Description of the task: Copy the passage about The Wicker Tree and Wrath of the Gods word for word, in full.

Text passage:

⟨

A film adaptation, entitled The Wicker Tree, was produced in 2009, with Hardy directing from his own screenplay. It had a film festival showing in 2011. A limited theatrical release occurred in January 2012 in the U.S., followed by a DVD release in April 2012.

Reception to The Wicker Tree was mixed. Early festival reviews were divided, Robin Hardy later acknowledged the polarized response, saying he was satisfied it was considered stronger than the 2006 remake, though he did not prefer it to his original film. On Rotten Tomatoes, it holds a low approval rating, with about 20% of critics responding positively.

== Wrath of the Gods (2026) ==
Main article about the 2026 film: Wrath of the Gods

== Wrath of the Gods (early development ideas) ==
Note: the description below refers to early development ideas for the film. The released version of Wrath of the Gods has a different story. It was directed by Justin Hardy and premiered in August 2026.

34 years after the first film, Hardy announced plans for a trilogy in a 2007 interview with The Guardian. Wrath of the Gods was a planned romantic black comedy film which would have been written and directed by Hardy. It was inspired by the Norse sagas, the last of which inspired theTwilight of the Gods, the final part of Richard Wagner's Ring Cycle, which this sequel sought to adapt to make this film. In the film, "the gods get their comeuppance."

=== Plot ===
The film was set to be about an "international entertainment company" that builds a theme park on ideas from Norse mythology, in two parts.

The protagonists are a young couple, Siegfried, the hero, and Brynne, a Brunhilde. Siegfried is handsome but "incredibly stupid", and who has been overtaken by his own self-interest and sporting ability. Brynne loves him despite his flaws and succeeds in teaching him to make love. Another of the film's key characters is Brynne's father, a chief of police. He has a tragic romance with a middle-aged woman, who has been accused of murder in Canada. Hardy stated that the chief of police will have to turn her in because he is an honourable man.

⟩

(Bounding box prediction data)
⟨

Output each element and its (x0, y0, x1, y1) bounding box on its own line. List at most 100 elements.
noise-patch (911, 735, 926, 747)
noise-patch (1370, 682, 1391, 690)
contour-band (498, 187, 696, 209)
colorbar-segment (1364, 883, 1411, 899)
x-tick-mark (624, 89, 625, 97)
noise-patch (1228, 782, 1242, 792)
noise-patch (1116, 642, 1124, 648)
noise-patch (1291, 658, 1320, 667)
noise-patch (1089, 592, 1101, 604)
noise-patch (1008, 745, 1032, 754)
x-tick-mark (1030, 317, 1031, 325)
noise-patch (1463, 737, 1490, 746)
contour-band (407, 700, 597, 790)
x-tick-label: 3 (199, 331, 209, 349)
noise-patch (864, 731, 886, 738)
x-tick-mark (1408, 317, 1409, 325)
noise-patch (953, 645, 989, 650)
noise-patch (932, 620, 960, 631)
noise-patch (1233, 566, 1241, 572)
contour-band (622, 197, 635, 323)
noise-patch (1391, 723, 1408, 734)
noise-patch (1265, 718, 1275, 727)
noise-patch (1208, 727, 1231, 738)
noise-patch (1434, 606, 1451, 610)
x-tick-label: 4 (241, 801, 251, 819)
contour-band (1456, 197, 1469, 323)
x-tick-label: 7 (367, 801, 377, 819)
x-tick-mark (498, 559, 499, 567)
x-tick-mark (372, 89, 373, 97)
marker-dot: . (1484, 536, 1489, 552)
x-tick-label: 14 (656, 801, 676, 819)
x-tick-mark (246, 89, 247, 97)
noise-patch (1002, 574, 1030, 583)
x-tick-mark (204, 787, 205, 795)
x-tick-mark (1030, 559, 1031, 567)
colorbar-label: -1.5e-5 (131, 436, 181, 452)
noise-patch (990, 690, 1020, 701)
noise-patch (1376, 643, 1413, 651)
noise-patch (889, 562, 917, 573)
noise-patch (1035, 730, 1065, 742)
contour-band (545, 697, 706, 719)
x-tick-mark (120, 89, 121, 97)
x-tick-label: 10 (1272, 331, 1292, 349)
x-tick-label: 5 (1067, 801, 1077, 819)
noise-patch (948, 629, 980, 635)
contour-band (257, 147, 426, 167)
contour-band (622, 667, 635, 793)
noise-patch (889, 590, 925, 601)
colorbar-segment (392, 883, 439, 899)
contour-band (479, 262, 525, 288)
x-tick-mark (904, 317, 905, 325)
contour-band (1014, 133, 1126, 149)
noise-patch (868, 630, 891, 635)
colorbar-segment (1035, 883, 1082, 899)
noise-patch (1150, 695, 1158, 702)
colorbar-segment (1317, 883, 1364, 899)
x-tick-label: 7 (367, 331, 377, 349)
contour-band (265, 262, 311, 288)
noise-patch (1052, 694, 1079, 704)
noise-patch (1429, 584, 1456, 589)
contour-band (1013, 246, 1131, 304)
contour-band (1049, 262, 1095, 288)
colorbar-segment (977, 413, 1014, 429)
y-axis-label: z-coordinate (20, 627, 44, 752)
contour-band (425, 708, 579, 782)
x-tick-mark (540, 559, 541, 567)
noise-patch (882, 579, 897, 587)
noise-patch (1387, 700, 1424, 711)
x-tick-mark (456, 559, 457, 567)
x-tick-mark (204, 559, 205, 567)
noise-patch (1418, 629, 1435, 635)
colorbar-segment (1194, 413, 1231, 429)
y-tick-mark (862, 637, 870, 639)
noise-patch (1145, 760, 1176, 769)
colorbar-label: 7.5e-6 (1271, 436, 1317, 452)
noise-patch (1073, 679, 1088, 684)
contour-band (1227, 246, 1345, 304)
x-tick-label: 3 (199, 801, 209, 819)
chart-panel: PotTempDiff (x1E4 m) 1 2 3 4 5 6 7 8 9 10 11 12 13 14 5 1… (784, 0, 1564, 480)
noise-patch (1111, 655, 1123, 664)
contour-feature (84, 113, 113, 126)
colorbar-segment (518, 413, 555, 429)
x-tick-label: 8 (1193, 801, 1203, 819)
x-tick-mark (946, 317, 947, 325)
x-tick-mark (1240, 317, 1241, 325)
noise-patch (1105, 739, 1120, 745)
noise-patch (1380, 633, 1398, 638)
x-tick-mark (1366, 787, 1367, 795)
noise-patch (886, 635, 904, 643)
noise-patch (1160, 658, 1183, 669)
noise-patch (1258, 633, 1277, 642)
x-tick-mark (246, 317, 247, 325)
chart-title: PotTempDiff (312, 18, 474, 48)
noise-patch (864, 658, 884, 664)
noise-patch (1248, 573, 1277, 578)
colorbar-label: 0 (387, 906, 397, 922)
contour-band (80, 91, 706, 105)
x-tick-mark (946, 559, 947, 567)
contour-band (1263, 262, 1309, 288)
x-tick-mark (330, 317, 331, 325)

⟩

Problem solution:
A film adaptation, entitled The Wicker Tree, was produced in 2009, with Hardy directing from his own screenplay. It had a film festival showing in 2011. A limited theatrical release occurred in January 2012 in the U.S., followed by a DVD release in April 2012.

Reception to The Wicker Tree was mixed. Early festival reviews were divided, Robin Hardy later acknowledged the polarized response, saying he was satisfied it was considered stronger than the 2006 remake, though he did not prefer it to his original film. On Rotten Tomatoes, it holds a low approval rating, with about 20% of critics responding positively.

== Wrath of the Gods (2026) ==
Main article about the 2026 film: Wrath of the Gods

== Wrath of the Gods (early development ideas) ==
Note: the description below refers to early development ideas for the film. The released version of Wrath of the Gods has a different story. It was directed by Justin Hardy and premiered in August 2026.

34 years after the first film, Hardy announced plans for a trilogy in a 2007 interview with The Guardian. Wrath of the Gods was a planned romantic black comedy film which would have been written and directed by Hardy. It was inspired by the Norse sagas, the last of which inspired theTwilight of the Gods, the final part of Richard Wagner's Ring Cycle, which this sequel sought to adapt to make this film. In the film, "the gods get their comeuppance."

=== Plot ===
The film was set to be about an "international entertainment company" that builds a theme park on ideas from Norse mythology, in two parts.

The protagonists are a young couple, Siegfried, the hero, and Brynne, a Brunhilde. Siegfried is handsome but "incredibly stupid", and who has been overtaken by his own self-interest and sporting ability. Brynne loves him despite his flaws and succeeds in teaching him to make love. Another of the film's key characters is Brynne's father, a chief of police. He has a tragic romance with a middle-aged woman, who has been accused of murder in Canada. Hardy stated that the chief of police will have to turn her in because he is an honourable man.